▶ JOB:
Repeat the whole listing below, word for word.

▶ ENTRIES SUPPLIED:
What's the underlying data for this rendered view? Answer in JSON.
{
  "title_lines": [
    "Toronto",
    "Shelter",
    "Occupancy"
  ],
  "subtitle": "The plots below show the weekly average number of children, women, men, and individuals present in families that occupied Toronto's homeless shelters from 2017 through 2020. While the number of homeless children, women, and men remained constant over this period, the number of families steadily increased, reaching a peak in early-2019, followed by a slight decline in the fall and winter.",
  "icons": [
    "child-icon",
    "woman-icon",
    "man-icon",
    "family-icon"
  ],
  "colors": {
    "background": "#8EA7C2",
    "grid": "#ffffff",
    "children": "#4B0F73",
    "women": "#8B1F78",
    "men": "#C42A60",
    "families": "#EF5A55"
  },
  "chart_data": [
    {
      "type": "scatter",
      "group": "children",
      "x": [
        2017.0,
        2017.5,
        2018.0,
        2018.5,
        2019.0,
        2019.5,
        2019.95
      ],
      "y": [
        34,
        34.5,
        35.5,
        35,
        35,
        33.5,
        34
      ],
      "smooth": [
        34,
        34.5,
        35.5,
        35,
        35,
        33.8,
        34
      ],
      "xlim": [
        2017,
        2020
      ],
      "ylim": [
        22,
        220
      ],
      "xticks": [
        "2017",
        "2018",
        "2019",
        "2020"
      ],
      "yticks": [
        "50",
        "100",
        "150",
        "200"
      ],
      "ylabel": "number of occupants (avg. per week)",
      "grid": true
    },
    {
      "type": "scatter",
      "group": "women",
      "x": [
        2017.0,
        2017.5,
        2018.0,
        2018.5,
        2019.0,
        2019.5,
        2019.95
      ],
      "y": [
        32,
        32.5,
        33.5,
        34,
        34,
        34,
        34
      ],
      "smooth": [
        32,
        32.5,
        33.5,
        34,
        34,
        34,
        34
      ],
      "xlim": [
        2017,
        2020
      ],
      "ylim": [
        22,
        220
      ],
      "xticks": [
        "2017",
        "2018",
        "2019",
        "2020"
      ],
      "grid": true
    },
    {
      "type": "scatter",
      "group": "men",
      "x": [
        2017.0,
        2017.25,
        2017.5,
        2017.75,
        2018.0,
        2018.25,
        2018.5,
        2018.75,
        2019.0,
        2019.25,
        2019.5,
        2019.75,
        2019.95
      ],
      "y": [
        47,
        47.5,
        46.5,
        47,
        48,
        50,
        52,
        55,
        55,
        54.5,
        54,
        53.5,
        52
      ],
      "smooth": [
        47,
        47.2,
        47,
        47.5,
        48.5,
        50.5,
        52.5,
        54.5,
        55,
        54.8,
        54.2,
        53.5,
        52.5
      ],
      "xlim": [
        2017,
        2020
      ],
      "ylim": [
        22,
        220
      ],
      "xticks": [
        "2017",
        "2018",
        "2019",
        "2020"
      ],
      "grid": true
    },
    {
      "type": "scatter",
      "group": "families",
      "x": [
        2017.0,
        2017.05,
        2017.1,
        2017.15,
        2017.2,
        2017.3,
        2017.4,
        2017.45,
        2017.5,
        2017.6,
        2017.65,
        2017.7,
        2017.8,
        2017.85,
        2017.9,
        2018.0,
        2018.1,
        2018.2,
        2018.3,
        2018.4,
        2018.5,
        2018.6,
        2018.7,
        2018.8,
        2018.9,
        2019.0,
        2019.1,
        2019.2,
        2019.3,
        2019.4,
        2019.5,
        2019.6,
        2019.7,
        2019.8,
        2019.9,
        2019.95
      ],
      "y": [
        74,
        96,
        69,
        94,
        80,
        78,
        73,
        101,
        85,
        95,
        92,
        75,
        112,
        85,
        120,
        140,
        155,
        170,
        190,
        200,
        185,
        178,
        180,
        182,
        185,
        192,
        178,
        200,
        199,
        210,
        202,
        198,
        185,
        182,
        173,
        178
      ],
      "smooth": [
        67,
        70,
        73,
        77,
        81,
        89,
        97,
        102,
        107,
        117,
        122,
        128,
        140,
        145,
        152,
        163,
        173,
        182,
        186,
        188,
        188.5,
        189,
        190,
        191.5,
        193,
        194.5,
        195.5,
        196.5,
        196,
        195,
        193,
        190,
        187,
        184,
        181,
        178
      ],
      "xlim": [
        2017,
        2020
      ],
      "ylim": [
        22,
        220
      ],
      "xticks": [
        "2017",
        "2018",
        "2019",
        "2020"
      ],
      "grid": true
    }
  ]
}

▶ EXPECTED OUTPUT:
What's the underlying data for this rendered view? Answer in JSON.
{
  "title_lines": [
    "Toronto",
    "Shelter",
    "Occupancy"
  ],
  "subtitle": "The plots below show the weekly average number of children, women, men, and individuals present in families that occupied Toronto's homeless shelters from 2017 through 2020. While the number of homeless children, women, and men remained constant over this period, the number of families steadily increased, reaching a peak in early-2019, followed by a slight decline in the fall and winter.",
  "icons": [
    "child-icon",
    "woman-icon",
    "man-icon",
    "family-icon"
  ],
  "colors": {
    "background": "#8EA7C2",
    "grid": "#ffffff",
    "children": "#4B0F73",
    "women": "#8B1F78",
    "men": "#C42A60",
    "families": "#EF5A55"
  },
  "chart_data": [
    {
      "type": "scatter",
      "group": "children",
      "x": [
        2017.0,
        2017.5,
        2018.0,
        2018.5,
        2019.0,
        2019.5,
        2019.95
      ],
      "y": [
        34,
        34.5,
        35.5,
        35,
        35,
        33.5,
        34
      ],
      "smooth": [
        34,
        34.5,
        35.5,
        35,
        35,
        33.8,
        34
      ],
      "xlim": [
        2017,
        2020
      ],
      "ylim": [
        22,
        220
      ],
      "xticks": [
        "2017",
        "2018",
        "2019",
        "2020"
      ],
      "yticks": [
        "50",
        "100",
        "150",
        "200"
      ],
      "ylabel": "number of occupants (avg. per week)",
      "grid": true
    },
    {
      "type": "scatter",
      "group": "women",
      "x": [
        2017.0,
        2017.5,
        2018.0,
        2018.5,
        2019.0,
        2019.5,
        2019.95
      ],
      "y": [
        32,
        32.5,
        33.5,
        34,
        34,
        34,
        34
      ],
      "smooth": [
        32,
        32.5,
        33.5,
        34,
        34,
        34,
        34
      ],
      "xlim": [
        2017,
        2020
      ],
      "ylim": [
        22,
        220
      ],
      "xticks": [
        "2017",
        "2018",
        "2019",
        "2020"
      ],
      "grid": true
    },
    {
      "type": "scatter",
      "group": "men",
      "x": [
        2017.0,
        2017.25,
        2017.5,
        2017.75,
        2018.0,
        2018.25,
        2018.5,
        2018.75,
        2019.0,
        2019.25,
        2019.5,
        2019.75,
        2019.95
      ],
      "y": [
        47,
        47.5,
        46.5,
        47,
        48,
        50,
        52,
        55,
        55,
        54.5,
        54,
        53.5,
        52
      ],
      "smooth": [
        47,
        47.2,
        47,
        47.5,
        48.5,
        50.5,
        52.5,
        54.5,
        55,
        54.8,
        54.2,
        53.5,
        52.5
      ],
      "xlim": [
        2017,
        2020
      ],
      "ylim": [
        22,
        220
      ],
      "xticks": [
        "2017",
        "2018",
        "2019",
        "2020"
      ],
      "grid": true
    },
    {
      "type": "scatter",
      "group": "families",
      "x": [
        2017.0,
        2017.05,
        2017.1,
        2017.15,
        2017.2,
        2017.3,
        2017.4,
        2017.45,
        2017.5,
        2017.6,
        2017.65,
        2017.7,
        2017.8,
        2017.85,
        2017.9,
        2018.0,
        2018.1,
        2018.2,
        2018.3,
        2018.4,
        2018.5,
        2018.6,
        2018.7,
        2018.8,
        2018.9,
        2019.0,
        2019.1,
        2019.2,
        2019.3,
        2019.4,
        2019.5,
        2019.6,
        2019.7,
        2019.8,
        2019.9,
        2019.95
      ],
      "y": [
        74,
        96,
        69,
        94,
        80,
        78,
        73,
        101,
        85,
        95,
        92,
        75,
        112,
        85,
        120,
        140,
        155,
        170,
        190,
        200,
        185,
        178,
        180,
        182,
        185,
        192,
        178,
        200,
        199,
        210,
        202,
        198,
        185,
        182,
        173,
        178
      ],
      "smooth": [
        67,
        70,
        73,
        77,
        81,
        89,
        97,
        102,
        107,
        117,
        122,
        128,
        140,
        145,
        152,
        163,
        173,
        182,
        186,
        188,
        188.5,
        189,
        190,
        191.5,
        193,
        194.5,
        195.5,
        196.5,
        196,
        195,
        193,
        190,
        187,
        184,
        181,
        178
      ],
      "xlim": [
        2017,
        2020
      ],
      "ylim": [
        22,
        220
      ],
      "xticks": [
        "2017",
        "2018",
        "2019",
        "2020"
      ],
      "grid": true
    }
  ]
}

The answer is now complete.